- **SHORT TASK**:
Reproduce every line of the data below verbatim, with nothing added, dropped, or changed.
--- PROVIDED DATA ---
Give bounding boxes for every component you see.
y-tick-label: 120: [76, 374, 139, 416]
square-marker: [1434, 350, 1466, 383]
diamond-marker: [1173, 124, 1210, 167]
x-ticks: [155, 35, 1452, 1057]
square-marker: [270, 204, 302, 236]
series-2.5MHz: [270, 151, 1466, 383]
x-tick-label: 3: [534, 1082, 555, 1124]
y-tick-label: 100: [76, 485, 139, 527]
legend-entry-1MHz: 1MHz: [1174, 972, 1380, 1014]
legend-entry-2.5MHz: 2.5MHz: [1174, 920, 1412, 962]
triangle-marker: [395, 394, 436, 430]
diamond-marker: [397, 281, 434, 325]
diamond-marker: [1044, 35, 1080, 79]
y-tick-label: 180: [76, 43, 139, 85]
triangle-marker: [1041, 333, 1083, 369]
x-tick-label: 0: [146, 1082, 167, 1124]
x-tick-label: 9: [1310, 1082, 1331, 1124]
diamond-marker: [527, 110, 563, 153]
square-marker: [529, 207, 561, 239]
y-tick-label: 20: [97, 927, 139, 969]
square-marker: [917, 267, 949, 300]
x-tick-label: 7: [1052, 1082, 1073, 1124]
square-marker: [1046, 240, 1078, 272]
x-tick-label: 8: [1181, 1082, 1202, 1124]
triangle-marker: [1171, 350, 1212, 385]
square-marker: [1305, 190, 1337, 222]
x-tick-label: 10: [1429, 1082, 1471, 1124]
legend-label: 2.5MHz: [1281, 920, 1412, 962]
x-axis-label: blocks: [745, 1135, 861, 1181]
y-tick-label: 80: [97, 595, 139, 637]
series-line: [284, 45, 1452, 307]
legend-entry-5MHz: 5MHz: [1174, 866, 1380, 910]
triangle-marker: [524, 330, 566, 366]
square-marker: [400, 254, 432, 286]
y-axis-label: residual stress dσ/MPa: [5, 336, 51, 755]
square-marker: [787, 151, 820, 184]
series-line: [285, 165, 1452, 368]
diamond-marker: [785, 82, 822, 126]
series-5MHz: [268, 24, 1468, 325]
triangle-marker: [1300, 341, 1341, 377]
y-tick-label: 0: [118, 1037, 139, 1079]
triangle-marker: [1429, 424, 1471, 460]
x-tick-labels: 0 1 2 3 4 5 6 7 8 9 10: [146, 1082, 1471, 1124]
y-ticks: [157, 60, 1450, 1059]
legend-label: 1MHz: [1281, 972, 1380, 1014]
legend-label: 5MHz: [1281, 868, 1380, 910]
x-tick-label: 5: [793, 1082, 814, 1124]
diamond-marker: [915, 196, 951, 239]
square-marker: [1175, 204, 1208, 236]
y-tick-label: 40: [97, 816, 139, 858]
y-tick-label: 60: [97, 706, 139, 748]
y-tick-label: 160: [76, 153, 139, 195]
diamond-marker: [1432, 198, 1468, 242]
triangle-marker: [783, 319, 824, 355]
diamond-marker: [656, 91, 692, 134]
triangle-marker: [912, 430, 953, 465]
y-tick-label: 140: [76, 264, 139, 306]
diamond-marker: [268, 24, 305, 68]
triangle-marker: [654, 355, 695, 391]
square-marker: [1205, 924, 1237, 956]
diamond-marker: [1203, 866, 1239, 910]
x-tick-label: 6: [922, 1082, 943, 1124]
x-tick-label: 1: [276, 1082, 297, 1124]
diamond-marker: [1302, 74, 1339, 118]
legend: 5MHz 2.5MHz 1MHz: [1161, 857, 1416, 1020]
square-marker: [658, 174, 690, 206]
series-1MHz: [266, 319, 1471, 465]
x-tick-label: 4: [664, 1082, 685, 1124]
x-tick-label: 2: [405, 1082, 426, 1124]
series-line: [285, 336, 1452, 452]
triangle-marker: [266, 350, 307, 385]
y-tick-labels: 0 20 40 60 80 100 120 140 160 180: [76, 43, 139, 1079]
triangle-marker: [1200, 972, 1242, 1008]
---
- **WRITTEN ANSWER**:
Give bounding boxes for every component you see.
y-tick-label: 120: [76, 374, 139, 416]
square-marker: [1434, 350, 1466, 383]
diamond-marker: [1173, 124, 1210, 167]
x-ticks: [155, 35, 1452, 1057]
square-marker: [270, 204, 302, 236]
series-2.5MHz: [270, 151, 1466, 383]
x-tick-label: 3: [534, 1082, 555, 1124]
y-tick-label: 100: [76, 485, 139, 527]
legend-entry-1MHz: 1MHz: [1174, 972, 1380, 1014]
legend-entry-2.5MHz: 2.5MHz: [1174, 920, 1412, 962]
triangle-marker: [395, 394, 436, 430]
diamond-marker: [397, 281, 434, 325]
diamond-marker: [1044, 35, 1080, 79]
y-tick-label: 180: [76, 43, 139, 85]
triangle-marker: [1041, 333, 1083, 369]
x-tick-label: 0: [146, 1082, 167, 1124]
x-tick-label: 9: [1310, 1082, 1331, 1124]
diamond-marker: [527, 110, 563, 153]
square-marker: [529, 207, 561, 239]
y-tick-label: 20: [97, 927, 139, 969]
square-marker: [917, 267, 949, 300]
x-tick-label: 7: [1052, 1082, 1073, 1124]
square-marker: [1046, 240, 1078, 272]
x-tick-label: 8: [1181, 1082, 1202, 1124]
triangle-marker: [1171, 350, 1212, 385]
square-marker: [1305, 190, 1337, 222]
x-tick-label: 10: [1429, 1082, 1471, 1124]
legend-label: 2.5MHz: [1281, 920, 1412, 962]
x-axis-label: blocks: [745, 1135, 861, 1181]
y-tick-label: 80: [97, 595, 139, 637]
series-line: [284, 45, 1452, 307]
legend-entry-5MHz: 5MHz: [1174, 866, 1380, 910]
triangle-marker: [524, 330, 566, 366]
square-marker: [400, 254, 432, 286]
y-axis-label: residual stress dσ/MPa: [5, 336, 51, 755]
square-marker: [787, 151, 820, 184]
series-line: [285, 165, 1452, 368]
diamond-marker: [785, 82, 822, 126]
series-5MHz: [268, 24, 1468, 325]
triangle-marker: [1300, 341, 1341, 377]
y-tick-label: 0: [118, 1037, 139, 1079]
triangle-marker: [1429, 424, 1471, 460]
x-tick-labels: 0 1 2 3 4 5 6 7 8 9 10: [146, 1082, 1471, 1124]
y-ticks: [157, 60, 1450, 1059]
legend-label: 1MHz: [1281, 972, 1380, 1014]
legend-label: 5MHz: [1281, 868, 1380, 910]
x-tick-label: 5: [793, 1082, 814, 1124]
diamond-marker: [915, 196, 951, 239]
square-marker: [1175, 204, 1208, 236]
y-tick-label: 40: [97, 816, 139, 858]
y-tick-label: 60: [97, 706, 139, 748]
y-tick-label: 160: [76, 153, 139, 195]
diamond-marker: [1432, 198, 1468, 242]
triangle-marker: [783, 319, 824, 355]
diamond-marker: [656, 91, 692, 134]
triangle-marker: [912, 430, 953, 465]
y-tick-label: 140: [76, 264, 139, 306]
diamond-marker: [268, 24, 305, 68]
triangle-marker: [654, 355, 695, 391]
square-marker: [1205, 924, 1237, 956]
diamond-marker: [1203, 866, 1239, 910]
x-tick-label: 6: [922, 1082, 943, 1124]
x-tick-label: 1: [276, 1082, 297, 1124]
diamond-marker: [1302, 74, 1339, 118]
legend: 5MHz 2.5MHz 1MHz: [1161, 857, 1416, 1020]
square-marker: [658, 174, 690, 206]
series-1MHz: [266, 319, 1471, 465]
x-tick-label: 4: [664, 1082, 685, 1124]
x-tick-label: 2: [405, 1082, 426, 1124]
series-line: [285, 336, 1452, 452]
triangle-marker: [266, 350, 307, 385]
y-tick-labels: 0 20 40 60 80 100 120 140 160 180: [76, 43, 139, 1079]
triangle-marker: [1200, 972, 1242, 1008]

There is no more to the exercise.